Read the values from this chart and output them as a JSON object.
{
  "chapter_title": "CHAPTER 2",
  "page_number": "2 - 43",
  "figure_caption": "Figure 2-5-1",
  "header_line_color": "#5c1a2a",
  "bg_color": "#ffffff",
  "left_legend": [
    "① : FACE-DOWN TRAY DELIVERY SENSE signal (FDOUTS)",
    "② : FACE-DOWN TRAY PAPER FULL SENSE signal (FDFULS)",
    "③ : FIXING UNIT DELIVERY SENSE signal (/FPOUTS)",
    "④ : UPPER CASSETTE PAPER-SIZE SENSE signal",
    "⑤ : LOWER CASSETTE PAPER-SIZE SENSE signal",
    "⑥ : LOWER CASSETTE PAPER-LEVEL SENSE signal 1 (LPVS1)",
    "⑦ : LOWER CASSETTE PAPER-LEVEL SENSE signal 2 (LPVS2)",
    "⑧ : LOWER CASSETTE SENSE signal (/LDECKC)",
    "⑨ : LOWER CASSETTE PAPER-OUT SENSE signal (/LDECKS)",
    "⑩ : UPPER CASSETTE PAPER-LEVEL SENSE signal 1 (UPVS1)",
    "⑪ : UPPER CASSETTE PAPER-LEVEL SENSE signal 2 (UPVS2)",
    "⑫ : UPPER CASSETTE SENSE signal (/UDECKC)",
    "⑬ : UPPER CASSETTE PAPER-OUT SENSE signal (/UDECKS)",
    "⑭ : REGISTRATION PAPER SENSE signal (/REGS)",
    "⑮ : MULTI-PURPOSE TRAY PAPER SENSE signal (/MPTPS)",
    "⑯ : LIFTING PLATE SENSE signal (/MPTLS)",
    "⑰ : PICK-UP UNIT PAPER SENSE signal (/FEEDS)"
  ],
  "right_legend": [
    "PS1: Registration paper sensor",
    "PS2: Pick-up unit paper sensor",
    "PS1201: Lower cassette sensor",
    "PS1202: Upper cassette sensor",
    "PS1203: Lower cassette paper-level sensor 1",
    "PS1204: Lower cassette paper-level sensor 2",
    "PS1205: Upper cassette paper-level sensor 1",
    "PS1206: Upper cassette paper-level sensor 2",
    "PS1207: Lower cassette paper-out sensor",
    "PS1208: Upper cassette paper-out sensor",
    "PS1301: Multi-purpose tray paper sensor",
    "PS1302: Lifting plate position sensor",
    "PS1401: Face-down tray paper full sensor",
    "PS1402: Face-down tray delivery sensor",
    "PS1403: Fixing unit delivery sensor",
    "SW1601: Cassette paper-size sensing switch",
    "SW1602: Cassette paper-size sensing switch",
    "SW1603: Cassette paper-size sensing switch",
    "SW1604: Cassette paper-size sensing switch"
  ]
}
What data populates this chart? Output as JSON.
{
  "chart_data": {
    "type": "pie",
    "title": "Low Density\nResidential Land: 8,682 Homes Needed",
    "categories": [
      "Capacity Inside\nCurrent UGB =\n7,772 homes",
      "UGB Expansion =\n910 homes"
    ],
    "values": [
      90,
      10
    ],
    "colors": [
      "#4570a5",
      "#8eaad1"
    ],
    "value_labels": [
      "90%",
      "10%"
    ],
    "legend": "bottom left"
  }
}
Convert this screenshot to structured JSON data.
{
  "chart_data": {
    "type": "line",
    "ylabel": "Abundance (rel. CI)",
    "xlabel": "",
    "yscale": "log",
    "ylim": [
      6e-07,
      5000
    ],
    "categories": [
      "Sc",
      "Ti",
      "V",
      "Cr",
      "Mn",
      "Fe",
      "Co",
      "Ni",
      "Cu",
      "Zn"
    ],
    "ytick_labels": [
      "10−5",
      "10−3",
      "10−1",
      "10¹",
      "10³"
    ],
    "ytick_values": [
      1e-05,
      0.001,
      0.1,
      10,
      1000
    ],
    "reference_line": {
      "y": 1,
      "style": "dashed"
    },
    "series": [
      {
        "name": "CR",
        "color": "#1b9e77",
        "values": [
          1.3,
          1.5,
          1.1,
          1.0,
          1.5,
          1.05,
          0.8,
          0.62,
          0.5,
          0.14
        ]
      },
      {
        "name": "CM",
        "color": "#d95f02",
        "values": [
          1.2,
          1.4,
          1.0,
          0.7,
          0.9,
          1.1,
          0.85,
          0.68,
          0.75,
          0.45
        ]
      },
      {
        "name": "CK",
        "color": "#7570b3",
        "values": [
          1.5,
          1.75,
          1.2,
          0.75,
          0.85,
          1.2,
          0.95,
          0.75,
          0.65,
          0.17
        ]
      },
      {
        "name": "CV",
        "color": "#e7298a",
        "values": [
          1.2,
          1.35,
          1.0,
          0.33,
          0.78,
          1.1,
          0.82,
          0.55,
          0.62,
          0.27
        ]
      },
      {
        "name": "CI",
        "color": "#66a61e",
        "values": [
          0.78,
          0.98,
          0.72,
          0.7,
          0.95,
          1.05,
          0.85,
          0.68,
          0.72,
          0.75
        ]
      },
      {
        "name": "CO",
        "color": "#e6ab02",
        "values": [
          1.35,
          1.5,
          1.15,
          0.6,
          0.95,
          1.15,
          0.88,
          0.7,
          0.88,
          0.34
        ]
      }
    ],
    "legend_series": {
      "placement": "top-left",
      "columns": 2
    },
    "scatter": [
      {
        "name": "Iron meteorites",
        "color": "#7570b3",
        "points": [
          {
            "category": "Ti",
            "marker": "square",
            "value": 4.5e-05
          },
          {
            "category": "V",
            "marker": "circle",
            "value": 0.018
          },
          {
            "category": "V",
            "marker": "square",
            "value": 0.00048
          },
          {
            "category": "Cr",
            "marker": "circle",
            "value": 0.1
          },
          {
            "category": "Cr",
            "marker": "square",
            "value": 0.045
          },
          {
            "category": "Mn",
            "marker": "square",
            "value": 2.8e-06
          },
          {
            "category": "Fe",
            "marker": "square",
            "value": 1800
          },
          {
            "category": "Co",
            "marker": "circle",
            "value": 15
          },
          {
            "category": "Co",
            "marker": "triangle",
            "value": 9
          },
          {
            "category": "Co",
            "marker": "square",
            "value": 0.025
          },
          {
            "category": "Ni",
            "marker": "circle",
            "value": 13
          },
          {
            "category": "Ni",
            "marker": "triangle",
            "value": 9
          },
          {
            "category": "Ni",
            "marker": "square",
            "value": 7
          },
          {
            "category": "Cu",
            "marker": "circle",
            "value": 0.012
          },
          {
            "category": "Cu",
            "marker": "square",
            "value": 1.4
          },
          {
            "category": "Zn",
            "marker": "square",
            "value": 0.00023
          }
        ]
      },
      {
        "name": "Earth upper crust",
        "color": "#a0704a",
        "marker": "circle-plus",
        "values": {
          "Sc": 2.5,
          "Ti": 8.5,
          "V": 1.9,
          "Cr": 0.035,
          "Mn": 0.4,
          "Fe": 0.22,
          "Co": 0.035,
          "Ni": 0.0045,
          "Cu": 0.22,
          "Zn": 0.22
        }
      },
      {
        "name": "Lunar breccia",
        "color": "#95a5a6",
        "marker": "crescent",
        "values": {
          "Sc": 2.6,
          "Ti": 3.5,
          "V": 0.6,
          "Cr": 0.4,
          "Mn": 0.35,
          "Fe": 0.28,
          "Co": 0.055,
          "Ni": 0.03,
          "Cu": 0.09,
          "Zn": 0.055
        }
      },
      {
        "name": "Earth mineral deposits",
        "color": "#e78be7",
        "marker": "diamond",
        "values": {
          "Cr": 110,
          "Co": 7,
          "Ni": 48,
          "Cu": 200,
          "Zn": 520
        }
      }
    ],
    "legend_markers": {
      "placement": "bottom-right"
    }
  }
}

_Set exercise_. Repeat every entry exactly, please.

_Response to the exercise_.
Read the values from this chart and output them as a JSON object.
{
  "chapter_title": "CHAPTER 2",
  "page_number": "2 - 43",
  "figure_caption": "Figure 2-5-1",
  "header_line_color": "#5c1a2a",
  "bg_color": "#ffffff",
  "left_legend": [
    "① : FACE-DOWN TRAY DELIVERY SENSE signal (FDOUTS)",
    "② : FACE-DOWN TRAY PAPER FULL SENSE signal (FDFULS)",
    "③ : FIXING UNIT DELIVERY SENSE signal (/FPOUTS)",
    "④ : UPPER CASSETTE PAPER-SIZE SENSE signal",
    "⑤ : LOWER CASSETTE PAPER-SIZE SENSE signal",
    "⑥ : LOWER CASSETTE PAPER-LEVEL SENSE signal 1 (LPVS1)",
    "⑦ : LOWER CASSETTE PAPER-LEVEL SENSE signal 2 (LPVS2)",
    "⑧ : LOWER CASSETTE SENSE signal (/LDECKC)",
    "⑨ : LOWER CASSETTE PAPER-OUT SENSE signal (/LDECKS)",
    "⑩ : UPPER CASSETTE PAPER-LEVEL SENSE signal 1 (UPVS1)",
    "⑪ : UPPER CASSETTE PAPER-LEVEL SENSE signal 2 (UPVS2)",
    "⑫ : UPPER CASSETTE SENSE signal (/UDECKC)",
    "⑬ : UPPER CASSETTE PAPER-OUT SENSE signal (/UDECKS)",
    "⑭ : REGISTRATION PAPER SENSE signal (/REGS)",
    "⑮ : MULTI-PURPOSE TRAY PAPER SENSE signal (/MPTPS)",
    "⑯ : LIFTING PLATE SENSE signal (/MPTLS)",
    "⑰ : PICK-UP UNIT PAPER SENSE signal (/FEEDS)"
  ],
  "right_legend": [
    "PS1: Registration paper sensor",
    "PS2: Pick-up unit paper sensor",
    "PS1201: Lower cassette sensor",
    "PS1202: Upper cassette sensor",
    "PS1203: Lower cassette paper-level sensor 1",
    "PS1204: Lower cassette paper-level sensor 2",
    "PS1205: Upper cassette paper-level sensor 1",
    "PS1206: Upper cassette paper-level sensor 2",
    "PS1207: Lower cassette paper-out sensor",
    "PS1208: Upper cassette paper-out sensor",
    "PS1301: Multi-purpose tray paper sensor",
    "PS1302: Lifting plate position sensor",
    "PS1401: Face-down tray paper full sensor",
    "PS1402: Face-down tray delivery sensor",
    "PS1403: Fixing unit delivery sensor",
    "SW1601: Cassette paper-size sensing switch",
    "SW1602: Cassette paper-size sensing switch",
    "SW1603: Cassette paper-size sensing switch",
    "SW1604: Cassette paper-size sensing switch"
  ]
}
What data populates this chart? Output as JSON.
{
  "chart_data": {
    "type": "pie",
    "title": "Low Density\nResidential Land: 8,682 Homes Needed",
    "categories": [
      "Capacity Inside\nCurrent UGB =\n7,772 homes",
      "UGB Expansion =\n910 homes"
    ],
    "values": [
      90,
      10
    ],
    "colors": [
      "#4570a5",
      "#8eaad1"
    ],
    "value_labels": [
      "90%",
      "10%"
    ],
    "legend": "bottom left"
  }
}
Convert this screenshot to structured JSON data.
{
  "chart_data": {
    "type": "line",
    "ylabel": "Abundance (rel. CI)",
    "xlabel": "",
    "yscale": "log",
    "ylim": [
      6e-07,
      5000
    ],
    "categories": [
      "Sc",
      "Ti",
      "V",
      "Cr",
      "Mn",
      "Fe",
      "Co",
      "Ni",
      "Cu",
      "Zn"
    ],
    "ytick_labels": [
      "10−5",
      "10−3",
      "10−1",
      "10¹",
      "10³"
    ],
    "ytick_values": [
      1e-05,
      0.001,
      0.1,
      10,
      1000
    ],
    "reference_line": {
      "y": 1,
      "style": "dashed"
    },
    "series": [
      {
        "name": "CR",
        "color": "#1b9e77",
        "values": [
          1.3,
          1.5,
          1.1,
          1.0,
          1.5,
          1.05,
          0.8,
          0.62,
          0.5,
          0.14
        ]
      },
      {
        "name": "CM",
        "color": "#d95f02",
        "values": [
          1.2,
          1.4,
          1.0,
          0.7,
          0.9,
          1.1,
          0.85,
          0.68,
          0.75,
          0.45
        ]
      },
      {
        "name": "CK",
        "color": "#7570b3",
        "values": [
          1.5,
          1.75,
          1.2,
          0.75,
          0.85,
          1.2,
          0.95,
          0.75,
          0.65,
          0.17
        ]
      },
      {
        "name": "CV",
        "color": "#e7298a",
        "values": [
          1.2,
          1.35,
          1.0,
          0.33,
          0.78,
          1.1,
          0.82,
          0.55,
          0.62,
          0.27
        ]
      },
      {
        "name": "CI",
        "color": "#66a61e",
        "values": [
          0.78,
          0.98,
          0.72,
          0.7,
          0.95,
          1.05,
          0.85,
          0.68,
          0.72,
          0.75
        ]
      },
      {
        "name": "CO",
        "color": "#e6ab02",
        "values": [
          1.35,
          1.5,
          1.15,
          0.6,
          0.95,
          1.15,
          0.88,
          0.7,
          0.88,
          0.34
        ]
      }
    ],
    "legend_series": {
      "placement": "top-left",
      "columns": 2
    },
    "scatter": [
      {
        "name": "Iron meteorites",
        "color": "#7570b3",
        "points": [
          {
            "category": "Ti",
            "marker": "square",
            "value": 4.5e-05
          },
          {
            "category": "V",
            "marker": "circle",
            "value": 0.018
          },
          {
            "category": "V",
            "marker": "square",
            "value": 0.00048
          },
          {
            "category": "Cr",
            "marker": "circle",
            "value": 0.1
          },
          {
            "category": "Cr",
            "marker": "square",
            "value": 0.045
          },
          {
            "category": "Mn",
            "marker": "square",
            "value": 2.8e-06
          },
          {
            "category": "Fe",
            "marker": "square",
            "value": 1800
          },
          {
            "category": "Co",
            "marker": "circle",
            "value": 15
          },
          {
            "category": "Co",
            "marker": "triangle",
            "value": 9
          },
          {
            "category": "Co",
            "marker": "square",
            "value": 0.025
          },
          {
            "category": "Ni",
            "marker": "circle",
            "value": 13
          },
          {
            "category": "Ni",
            "marker": "triangle",
            "value": 9
          },
          {
            "category": "Ni",
            "marker": "square",
            "value": 7
          },
          {
            "category": "Cu",
            "marker": "circle",
            "value": 0.012
          },
          {
            "category": "Cu",
            "marker": "square",
            "value": 1.4
          },
          {
            "category": "Zn",
            "marker": "square",
            "value": 0.00023
          }
        ]
      },
      {
        "name": "Earth upper crust",
        "color": "#a0704a",
        "marker": "circle-plus",
        "values": {
          "Sc": 2.5,
          "Ti": 8.5,
          "V": 1.9,
          "Cr": 0.035,
          "Mn": 0.4,
          "Fe": 0.22,
          "Co": 0.035,
          "Ni": 0.0045,
          "Cu": 0.22,
          "Zn": 0.22
        }
      },
      {
        "name": "Lunar breccia",
        "color": "#95a5a6",
        "marker": "crescent",
        "values": {
          "Sc": 2.6,
          "Ti": 3.5,
          "V": 0.6,
          "Cr": 0.4,
          "Mn": 0.35,
          "Fe": 0.28,
          "Co": 0.055,
          "Ni": 0.03,
          "Cu": 0.09,
          "Zn": 0.055
        }
      },
      {
        "name": "Earth mineral deposits",
        "color": "#e78be7",
        "marker": "diamond",
        "values": {
          "Cr": 110,
          "Co": 7,
          "Ni": 48,
          "Cu": 200,
          "Zn": 520
        }
      }
    ],
    "legend_markers": {
      "placement": "bottom-right"
    }
  }
}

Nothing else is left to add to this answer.